_GOAL OF THE EXERCISE:_ Every line holding the string "title" should be gathered.

_DATA EXCERPTS:_

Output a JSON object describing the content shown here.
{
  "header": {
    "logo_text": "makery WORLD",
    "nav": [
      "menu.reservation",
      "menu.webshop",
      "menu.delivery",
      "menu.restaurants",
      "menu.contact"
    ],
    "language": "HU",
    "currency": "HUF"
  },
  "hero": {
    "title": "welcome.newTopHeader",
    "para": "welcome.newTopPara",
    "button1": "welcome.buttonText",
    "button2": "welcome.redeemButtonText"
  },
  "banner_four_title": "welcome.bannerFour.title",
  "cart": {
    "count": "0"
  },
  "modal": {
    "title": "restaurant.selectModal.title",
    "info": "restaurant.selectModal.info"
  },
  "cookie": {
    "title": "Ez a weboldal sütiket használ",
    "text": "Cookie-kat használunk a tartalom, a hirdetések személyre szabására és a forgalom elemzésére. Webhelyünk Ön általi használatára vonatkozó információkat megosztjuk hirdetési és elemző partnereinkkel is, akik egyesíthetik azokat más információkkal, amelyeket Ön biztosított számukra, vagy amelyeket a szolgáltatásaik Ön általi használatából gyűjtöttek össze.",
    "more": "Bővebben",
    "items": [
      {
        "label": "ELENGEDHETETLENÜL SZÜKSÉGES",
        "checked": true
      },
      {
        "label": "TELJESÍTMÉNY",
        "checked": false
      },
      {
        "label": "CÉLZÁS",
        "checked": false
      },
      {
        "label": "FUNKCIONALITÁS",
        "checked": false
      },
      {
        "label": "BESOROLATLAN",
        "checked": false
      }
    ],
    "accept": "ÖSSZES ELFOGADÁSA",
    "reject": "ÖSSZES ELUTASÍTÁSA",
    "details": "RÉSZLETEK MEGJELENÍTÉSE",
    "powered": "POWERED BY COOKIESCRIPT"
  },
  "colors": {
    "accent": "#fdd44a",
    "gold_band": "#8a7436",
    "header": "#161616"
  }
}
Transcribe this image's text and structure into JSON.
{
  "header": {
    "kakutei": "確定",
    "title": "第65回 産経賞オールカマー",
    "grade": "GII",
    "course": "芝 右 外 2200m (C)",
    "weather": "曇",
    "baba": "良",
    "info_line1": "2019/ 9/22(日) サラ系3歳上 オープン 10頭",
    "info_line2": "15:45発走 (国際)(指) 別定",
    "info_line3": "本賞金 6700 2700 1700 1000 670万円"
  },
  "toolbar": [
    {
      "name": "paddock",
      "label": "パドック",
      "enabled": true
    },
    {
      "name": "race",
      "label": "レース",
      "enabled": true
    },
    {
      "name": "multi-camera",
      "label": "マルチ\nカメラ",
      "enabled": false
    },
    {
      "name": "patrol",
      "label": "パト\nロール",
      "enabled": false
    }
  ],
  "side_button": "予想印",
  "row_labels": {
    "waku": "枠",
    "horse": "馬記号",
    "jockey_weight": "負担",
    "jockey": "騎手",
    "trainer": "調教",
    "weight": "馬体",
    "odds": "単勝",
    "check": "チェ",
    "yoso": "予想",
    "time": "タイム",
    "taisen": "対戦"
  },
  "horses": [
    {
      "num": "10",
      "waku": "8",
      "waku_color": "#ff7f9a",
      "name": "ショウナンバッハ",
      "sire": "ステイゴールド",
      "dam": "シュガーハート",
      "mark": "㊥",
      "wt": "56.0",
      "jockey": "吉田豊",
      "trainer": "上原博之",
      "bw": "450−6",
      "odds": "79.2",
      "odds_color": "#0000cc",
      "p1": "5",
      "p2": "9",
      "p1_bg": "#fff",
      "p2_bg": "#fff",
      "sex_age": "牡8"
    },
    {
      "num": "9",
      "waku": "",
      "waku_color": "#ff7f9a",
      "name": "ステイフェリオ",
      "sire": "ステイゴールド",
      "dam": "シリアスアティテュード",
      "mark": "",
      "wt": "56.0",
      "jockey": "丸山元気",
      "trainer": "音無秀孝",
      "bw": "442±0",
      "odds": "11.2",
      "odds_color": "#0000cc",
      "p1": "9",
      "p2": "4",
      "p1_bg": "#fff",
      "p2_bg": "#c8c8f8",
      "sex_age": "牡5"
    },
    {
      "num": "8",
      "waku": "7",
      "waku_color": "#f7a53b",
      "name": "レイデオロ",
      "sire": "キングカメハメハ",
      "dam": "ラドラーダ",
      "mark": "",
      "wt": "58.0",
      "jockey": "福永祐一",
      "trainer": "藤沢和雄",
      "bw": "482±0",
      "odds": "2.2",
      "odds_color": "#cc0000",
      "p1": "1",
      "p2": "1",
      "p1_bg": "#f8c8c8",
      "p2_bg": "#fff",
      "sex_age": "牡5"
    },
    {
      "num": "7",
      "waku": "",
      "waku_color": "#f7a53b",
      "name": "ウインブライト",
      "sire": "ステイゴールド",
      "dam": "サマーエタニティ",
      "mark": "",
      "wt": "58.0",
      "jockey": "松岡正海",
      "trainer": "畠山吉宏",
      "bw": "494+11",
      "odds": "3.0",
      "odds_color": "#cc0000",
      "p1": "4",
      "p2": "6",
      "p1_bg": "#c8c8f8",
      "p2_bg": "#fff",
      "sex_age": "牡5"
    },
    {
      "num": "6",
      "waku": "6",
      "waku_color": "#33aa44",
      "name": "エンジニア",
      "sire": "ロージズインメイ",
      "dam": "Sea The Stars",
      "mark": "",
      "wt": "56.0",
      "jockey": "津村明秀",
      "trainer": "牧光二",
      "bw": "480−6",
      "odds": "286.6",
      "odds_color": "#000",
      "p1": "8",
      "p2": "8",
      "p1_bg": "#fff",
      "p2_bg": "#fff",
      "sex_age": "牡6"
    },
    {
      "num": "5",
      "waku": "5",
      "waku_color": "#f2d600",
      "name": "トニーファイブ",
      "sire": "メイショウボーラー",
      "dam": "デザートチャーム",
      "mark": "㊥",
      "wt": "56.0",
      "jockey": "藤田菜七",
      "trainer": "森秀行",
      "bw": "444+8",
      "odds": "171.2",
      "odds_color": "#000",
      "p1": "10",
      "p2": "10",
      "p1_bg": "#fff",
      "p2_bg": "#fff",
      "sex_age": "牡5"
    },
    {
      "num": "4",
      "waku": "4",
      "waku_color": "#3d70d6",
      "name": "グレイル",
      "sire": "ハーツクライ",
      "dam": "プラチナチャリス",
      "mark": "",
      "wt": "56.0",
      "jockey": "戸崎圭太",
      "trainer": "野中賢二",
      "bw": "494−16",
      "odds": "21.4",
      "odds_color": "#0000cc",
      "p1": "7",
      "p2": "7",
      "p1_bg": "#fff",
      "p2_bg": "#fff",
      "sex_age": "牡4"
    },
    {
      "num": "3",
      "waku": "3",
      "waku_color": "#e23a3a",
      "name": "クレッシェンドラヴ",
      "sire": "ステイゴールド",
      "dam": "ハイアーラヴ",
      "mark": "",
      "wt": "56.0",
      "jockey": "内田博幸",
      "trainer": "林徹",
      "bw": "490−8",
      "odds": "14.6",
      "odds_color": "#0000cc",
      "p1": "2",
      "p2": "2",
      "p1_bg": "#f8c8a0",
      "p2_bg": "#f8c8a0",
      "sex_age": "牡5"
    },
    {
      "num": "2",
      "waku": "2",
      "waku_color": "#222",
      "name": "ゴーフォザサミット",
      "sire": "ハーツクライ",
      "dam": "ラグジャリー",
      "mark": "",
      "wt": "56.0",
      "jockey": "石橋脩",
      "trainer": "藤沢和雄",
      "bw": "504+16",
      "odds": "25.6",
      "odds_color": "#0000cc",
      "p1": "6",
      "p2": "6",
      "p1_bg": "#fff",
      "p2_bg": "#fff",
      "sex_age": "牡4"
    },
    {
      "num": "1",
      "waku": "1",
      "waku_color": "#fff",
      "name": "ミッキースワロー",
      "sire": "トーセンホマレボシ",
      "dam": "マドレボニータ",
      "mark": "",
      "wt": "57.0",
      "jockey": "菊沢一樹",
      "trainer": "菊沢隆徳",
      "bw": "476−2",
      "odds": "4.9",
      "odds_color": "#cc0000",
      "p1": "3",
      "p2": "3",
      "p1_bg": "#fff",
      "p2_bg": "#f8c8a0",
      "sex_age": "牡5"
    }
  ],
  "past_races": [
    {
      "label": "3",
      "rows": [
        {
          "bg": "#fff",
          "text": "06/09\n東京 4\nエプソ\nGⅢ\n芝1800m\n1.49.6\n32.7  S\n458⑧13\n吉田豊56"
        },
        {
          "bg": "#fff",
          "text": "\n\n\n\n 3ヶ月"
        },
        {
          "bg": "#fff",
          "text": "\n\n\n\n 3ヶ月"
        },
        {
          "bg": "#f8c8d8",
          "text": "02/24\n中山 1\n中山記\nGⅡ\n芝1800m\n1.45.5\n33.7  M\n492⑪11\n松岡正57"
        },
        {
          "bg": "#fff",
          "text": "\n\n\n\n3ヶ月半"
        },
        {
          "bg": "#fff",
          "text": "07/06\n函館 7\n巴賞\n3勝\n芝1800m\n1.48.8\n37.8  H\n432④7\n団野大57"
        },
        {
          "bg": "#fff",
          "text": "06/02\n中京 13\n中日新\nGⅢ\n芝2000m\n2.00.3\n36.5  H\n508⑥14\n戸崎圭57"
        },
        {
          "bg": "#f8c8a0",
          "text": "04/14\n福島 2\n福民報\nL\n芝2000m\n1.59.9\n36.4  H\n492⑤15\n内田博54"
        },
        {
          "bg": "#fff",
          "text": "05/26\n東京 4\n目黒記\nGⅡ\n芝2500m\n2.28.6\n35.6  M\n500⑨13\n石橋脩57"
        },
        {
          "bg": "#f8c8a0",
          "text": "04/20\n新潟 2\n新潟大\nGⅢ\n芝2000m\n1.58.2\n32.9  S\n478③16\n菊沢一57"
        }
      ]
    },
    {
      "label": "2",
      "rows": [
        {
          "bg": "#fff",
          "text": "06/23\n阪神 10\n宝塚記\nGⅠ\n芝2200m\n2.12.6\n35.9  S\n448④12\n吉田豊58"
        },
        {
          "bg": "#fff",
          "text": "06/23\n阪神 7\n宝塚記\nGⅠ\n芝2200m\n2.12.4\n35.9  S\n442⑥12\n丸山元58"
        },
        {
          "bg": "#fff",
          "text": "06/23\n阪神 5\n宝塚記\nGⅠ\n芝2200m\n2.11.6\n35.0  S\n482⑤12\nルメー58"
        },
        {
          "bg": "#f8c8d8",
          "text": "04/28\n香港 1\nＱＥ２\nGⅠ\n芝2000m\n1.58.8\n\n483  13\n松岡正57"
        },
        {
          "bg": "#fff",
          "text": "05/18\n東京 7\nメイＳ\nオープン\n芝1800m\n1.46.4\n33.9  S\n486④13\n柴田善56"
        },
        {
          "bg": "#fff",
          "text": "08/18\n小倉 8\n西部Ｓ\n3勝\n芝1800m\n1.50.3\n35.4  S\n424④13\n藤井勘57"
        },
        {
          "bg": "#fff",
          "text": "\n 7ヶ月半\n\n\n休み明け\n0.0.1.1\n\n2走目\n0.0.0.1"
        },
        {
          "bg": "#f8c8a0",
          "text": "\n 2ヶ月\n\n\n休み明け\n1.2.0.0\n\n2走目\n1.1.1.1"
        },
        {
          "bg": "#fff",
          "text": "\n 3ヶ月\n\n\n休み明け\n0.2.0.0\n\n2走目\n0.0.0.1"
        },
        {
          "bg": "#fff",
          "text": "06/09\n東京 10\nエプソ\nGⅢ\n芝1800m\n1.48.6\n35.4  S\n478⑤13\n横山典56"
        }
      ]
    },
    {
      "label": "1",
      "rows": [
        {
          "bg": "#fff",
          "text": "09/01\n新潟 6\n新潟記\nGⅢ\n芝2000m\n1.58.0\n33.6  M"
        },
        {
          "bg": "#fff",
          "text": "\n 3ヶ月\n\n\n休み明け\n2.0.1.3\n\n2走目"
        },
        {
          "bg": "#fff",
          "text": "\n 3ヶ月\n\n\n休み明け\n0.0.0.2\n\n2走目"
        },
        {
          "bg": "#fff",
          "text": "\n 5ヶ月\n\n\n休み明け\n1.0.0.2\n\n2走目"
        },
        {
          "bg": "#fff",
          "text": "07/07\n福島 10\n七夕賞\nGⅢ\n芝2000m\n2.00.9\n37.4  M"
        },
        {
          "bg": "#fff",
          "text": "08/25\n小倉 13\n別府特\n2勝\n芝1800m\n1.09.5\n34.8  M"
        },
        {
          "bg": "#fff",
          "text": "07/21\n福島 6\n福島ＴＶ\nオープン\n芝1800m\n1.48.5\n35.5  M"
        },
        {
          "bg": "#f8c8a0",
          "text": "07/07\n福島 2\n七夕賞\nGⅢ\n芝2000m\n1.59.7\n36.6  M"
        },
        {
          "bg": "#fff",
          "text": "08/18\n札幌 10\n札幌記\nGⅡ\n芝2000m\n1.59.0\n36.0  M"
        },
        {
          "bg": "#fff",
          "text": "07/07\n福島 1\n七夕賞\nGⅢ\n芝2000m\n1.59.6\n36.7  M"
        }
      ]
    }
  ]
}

_THE REPLY:_
    "title": "welcome.newTopHeader",
  "banner_four_title": "welcome.bannerFour.title",
    "title": "restaurant.selectModal.title",
    "title": "Ez a weboldal sütiket használ",
    "title": "第65回 産経賞オールカマー",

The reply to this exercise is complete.